— START OF Task data —
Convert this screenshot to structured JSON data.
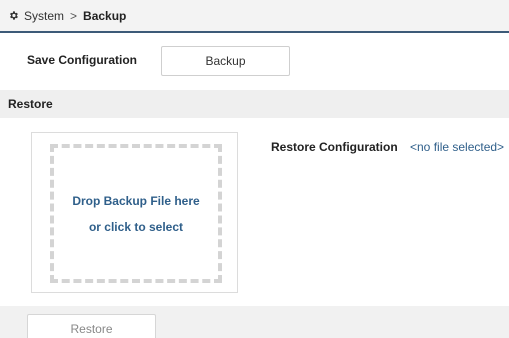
{
  "breadcrumb": {
    "icon": "gear-icon",
    "parent": "System",
    "separator": ">",
    "current": "Backup"
  },
  "save": {
    "label": "Save Configuration",
    "button_label": "Backup"
  },
  "restore_section": {
    "title": "Restore"
  },
  "dropzone": {
    "line1": "Drop Backup File here",
    "line2": "or click to select"
  },
  "restore_config": {
    "label": "Restore Configuration",
    "status": "<no file selected>"
  },
  "footer": {
    "restore_button_label": "Restore"
  },
  "colors": {
    "accent": "#3c5a78",
    "link": "#2f5f8a"
  }
}
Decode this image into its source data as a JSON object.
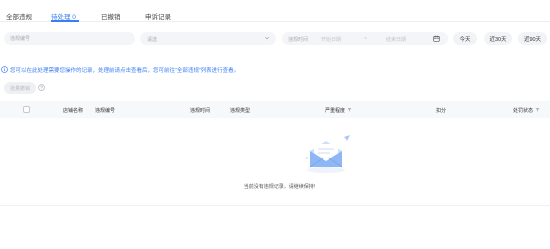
{
  "tabs": [
    {
      "label": "全部违规"
    },
    {
      "label": "待处理 0"
    },
    {
      "label": "已撤销"
    },
    {
      "label": "申诉记录"
    }
  ],
  "filters": {
    "violation_no_placeholder": "违规编号",
    "select_placeholder": "请选",
    "date_label": "违规时间",
    "date_start": "开始日期",
    "date_sep": "~",
    "date_end": "结束日期",
    "quick_buttons": [
      "今天",
      "近30天",
      "近90天"
    ]
  },
  "notice": "您可以在此处理需要您操作的记录，处理前请点击查看后，您可前往“全部违规”列表进行查看。",
  "batch_button": "批量撤销",
  "table": {
    "columns": [
      "店铺名称",
      "违规编号",
      "违规时间",
      "违规类型",
      "严重程度",
      "扣分",
      "处罚状态"
    ]
  },
  "empty": {
    "text": "当前没有违规记录，请继续保持!"
  },
  "colors": {
    "accent": "#3a7df5",
    "header_bg": "#f7f8fa",
    "field_bg": "#f4f5f8"
  },
  "icons": [
    "chevron-down-icon",
    "calendar-icon",
    "info-icon",
    "help-icon",
    "filter-icon",
    "empty-mail-icon"
  ]
}
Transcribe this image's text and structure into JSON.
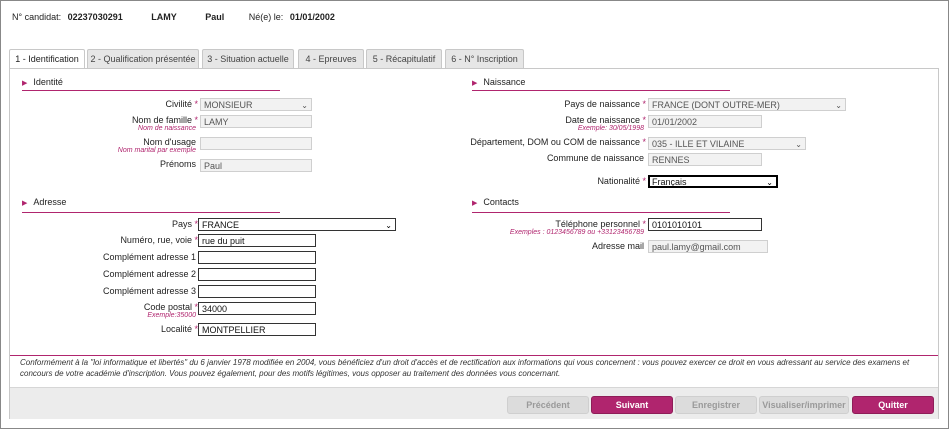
{
  "header": {
    "candidate_label": "N° candidat:",
    "candidate_number": "02237030291",
    "last_name": "LAMY",
    "first_name": "Paul",
    "born_label": "Né(e) le:",
    "birth_date": "01/01/2002"
  },
  "tabs": [
    {
      "label": "1 - Identification"
    },
    {
      "label": "2 - Qualification présentée"
    },
    {
      "label": "3 - Situation actuelle"
    },
    {
      "label": "4 - Epreuves"
    },
    {
      "label": "5 - Récapitulatif"
    },
    {
      "label": "6 - N° Inscription"
    }
  ],
  "identite": {
    "title": "Identité",
    "civilite": {
      "label": "Civilité",
      "value": "MONSIEUR"
    },
    "nom_famille": {
      "label": "Nom de famille",
      "hint": "Nom de naissance",
      "value": "LAMY"
    },
    "nom_usage": {
      "label": "Nom d'usage",
      "hint": "Nom marital par exemple",
      "value": ""
    },
    "prenoms": {
      "label": "Prénoms",
      "value": "Paul"
    }
  },
  "naissance": {
    "title": "Naissance",
    "pays": {
      "label": "Pays de naissance",
      "value": "FRANCE (DONT OUTRE-MER)"
    },
    "date": {
      "label": "Date de naissance",
      "hint": "Exemple: 30/05/1998",
      "value": "01/01/2002"
    },
    "departement": {
      "label": "Département, DOM ou COM de naissance",
      "value": "035 - ILLE ET VILAINE"
    },
    "commune": {
      "label": "Commune de naissance",
      "value": "RENNES"
    },
    "nationalite": {
      "label": "Nationalité",
      "value": "Français"
    }
  },
  "adresse": {
    "title": "Adresse",
    "pays": {
      "label": "Pays",
      "value": "FRANCE"
    },
    "numero_rue": {
      "label": "Numéro, rue, voie",
      "value": "rue du puit"
    },
    "complement1": {
      "label": "Complément adresse 1",
      "value": ""
    },
    "complement2": {
      "label": "Complément adresse 2",
      "value": ""
    },
    "complement3": {
      "label": "Complément adresse 3",
      "value": ""
    },
    "code_postal": {
      "label": "Code postal",
      "hint": "Exemple:35000",
      "value": "34000"
    },
    "localite": {
      "label": "Localité",
      "value": "MONTPELLIER"
    }
  },
  "contacts": {
    "title": "Contacts",
    "telephone": {
      "label": "Téléphone personnel",
      "hint": "Exemples : 0123456789 ou +33123456789",
      "value": "0101010101"
    },
    "email": {
      "label": "Adresse mail",
      "value": "paul.lamy@gmail.com"
    }
  },
  "required_mark": "*",
  "legal_text": "Conformément à la \"loi informatique et libertés\" du 6 janvier 1978 modifiée en 2004, vous bénéficiez d'un droit d'accès et de rectification aux informations qui vous concernent : vous pouvez exercer ce droit en vous adressant au service des examens et concours de votre académie d'inscription. Vous pouvez également, pour des motifs légitimes, vous opposer au traitement des données vous concernant.",
  "buttons": {
    "precedent": "Précédent",
    "suivant": "Suivant",
    "enregistrer": "Enregistrer",
    "visualiser": "Visualiser/imprimer",
    "quitter": "Quitter"
  },
  "colors": {
    "accent": "#b0256e"
  }
}
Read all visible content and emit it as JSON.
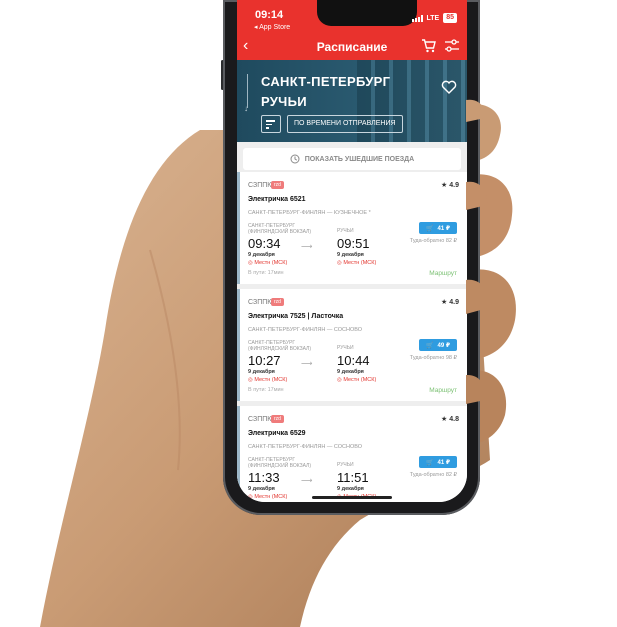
{
  "status_bar": {
    "time": "09:14",
    "back_app": "◂ App Store",
    "network": "LTE",
    "battery": "85"
  },
  "header": {
    "title": "Расписание",
    "back_icon": "back-arrow-icon",
    "cart_icon": "cart-icon",
    "filter_icon": "filter-icon"
  },
  "route": {
    "from": "САНКТ-ПЕТЕРБУРГ",
    "to": "РУЧЬИ",
    "sort_label": "ПО ВРЕМЕНИ ОТПРАВЛЕНИЯ"
  },
  "show_past_label": "ПОКАЗАТЬ УШЕДШИЕ ПОЕЗДА",
  "trains": [
    {
      "carrier": "СЗППК",
      "badge": "rzd",
      "rating": "4.9",
      "name": "Электричка 6521",
      "line": "САНКТ-ПЕТЕРБУРГ-ФИНЛЯН — КУЗНЕЧНОЕ *",
      "from_station": "САНКТ-ПЕТЕРБУРГ (ФИНЛЯНДСКИЙ ВОКЗАЛ)",
      "to_station": "РУЧЬИ",
      "dep_time": "09:34",
      "arr_time": "09:51",
      "dep_date": "9 декабря",
      "arr_date": "9 декабря",
      "dep_seats": "Местн (МСК)",
      "arr_seats": "Местн (МСК)",
      "price": "41 ₽",
      "roundtrip": "Туда-обратно 82 ₽",
      "travel_time": "В пути: 17мин",
      "route_link": "Маршрут"
    },
    {
      "carrier": "СЗППК",
      "badge": "rzd",
      "rating": "4.9",
      "name": "Электричка 7525 | Ласточка",
      "line": "САНКТ-ПЕТЕРБУРГ-ФИНЛЯН — СОСНОВО",
      "from_station": "САНКТ-ПЕТЕРБУРГ (ФИНЛЯНДСКИЙ ВОКЗАЛ)",
      "to_station": "РУЧЬИ",
      "dep_time": "10:27",
      "arr_time": "10:44",
      "dep_date": "9 декабря",
      "arr_date": "9 декабря",
      "dep_seats": "Местн (МСК)",
      "arr_seats": "Местн (МСК)",
      "price": "49 ₽",
      "roundtrip": "Туда-обратно 98 ₽",
      "travel_time": "В пути: 17мин",
      "route_link": "Маршрут"
    },
    {
      "carrier": "СЗППК",
      "badge": "rzd",
      "rating": "4.8",
      "name": "Электричка 6529",
      "line": "САНКТ-ПЕТЕРБУРГ-ФИНЛЯН — СОСНОВО",
      "from_station": "САНКТ-ПЕТЕРБУРГ (ФИНЛЯНДСКИЙ ВОКЗАЛ)",
      "to_station": "РУЧЬИ",
      "dep_time": "11:33",
      "arr_time": "11:51",
      "dep_date": "9 декабря",
      "arr_date": "9 декабря",
      "dep_seats": "Местн (МСК)",
      "arr_seats": "Местн (МСК)",
      "price": "41 ₽",
      "roundtrip": "Туда-обратно 82 ₽",
      "travel_time": "",
      "route_link": ""
    }
  ],
  "colors": {
    "accent": "#e9322d",
    "banner": "#1f4a5e",
    "price_button": "#2f9ce0",
    "route_link": "#7cc174",
    "seats": "#e2342d"
  }
}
— END OF Task data —
**Task:** Pick out all lines containing the string "JSON".

**Result below:**
Convert this screenshot to structured JSON data.
Decode this image into its source data as a JSON object.
Transcribe this image's text and structure into JSON.
Read all visible content and emit it as JSON.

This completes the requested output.